═════ MATERIAL TO PROCESS

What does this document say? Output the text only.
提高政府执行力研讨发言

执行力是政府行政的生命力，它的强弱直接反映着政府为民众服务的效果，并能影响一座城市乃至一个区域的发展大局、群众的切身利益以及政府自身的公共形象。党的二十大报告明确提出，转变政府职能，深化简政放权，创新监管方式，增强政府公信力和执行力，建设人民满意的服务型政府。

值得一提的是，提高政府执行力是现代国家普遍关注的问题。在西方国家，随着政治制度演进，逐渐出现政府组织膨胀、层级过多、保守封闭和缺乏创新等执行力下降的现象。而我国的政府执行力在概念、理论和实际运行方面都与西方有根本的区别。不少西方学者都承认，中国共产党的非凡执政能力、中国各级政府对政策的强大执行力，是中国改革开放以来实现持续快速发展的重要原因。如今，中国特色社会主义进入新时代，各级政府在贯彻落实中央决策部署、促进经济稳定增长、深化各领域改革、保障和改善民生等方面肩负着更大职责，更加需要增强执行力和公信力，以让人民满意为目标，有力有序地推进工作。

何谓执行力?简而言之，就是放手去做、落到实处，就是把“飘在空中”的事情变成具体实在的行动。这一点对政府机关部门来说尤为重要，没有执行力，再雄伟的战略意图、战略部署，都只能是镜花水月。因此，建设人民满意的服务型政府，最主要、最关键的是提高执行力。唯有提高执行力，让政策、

══════════

Using the material above, print every entry exactly as written.

# SOLUTION TO THIS PROBLEM
What does this document say? Output the text only.
提高政府执行力研讨发言

执行力是政府行政的生命力，它的强弱直接反映着政府为民众服务的效果，并能影响一座城市乃至一个区域的发展大局、群众的切身利益以及政府自身的公共形象。党的二十大报告明确提出，转变政府职能，深化简政放权，创新监管方式，增强政府公信力和执行力，建设人民满意的服务型政府。

值得一提的是，提高政府执行力是现代国家普遍关注的问题。在西方国家，随着政治制度演进，逐渐出现政府组织膨胀、层级过多、保守封闭和缺乏创新等执行力下降的现象。而我国的政府执行力在概念、理论和实际运行方面都与西方有根本的区别。不少西方学者都承认，中国共产党的非凡执政能力、中国各级政府对政策的强大执行力，是中国改革开放以来实现持续快速发展的重要原因。如今，中国特色社会主义进入新时代，各级政府在贯彻落实中央决策部署、促进经济稳定增长、深化各领域改革、保障和改善民生等方面肩负着更大职责，更加需要增强执行力和公信力，以让人民满意为目标，有力有序地推进工作。

何谓执行力?简而言之，就是放手去做、落到实处，就是把“飘在空中”的事情变成具体实在的行动。这一点对政府机关部门来说尤为重要，没有执行力，再雄伟的战略意图、战略部署，都只能是镜花水月。因此，建设人民满意的服务型政府，最主要、最关键的是提高执行力。唯有提高执行力，让政策、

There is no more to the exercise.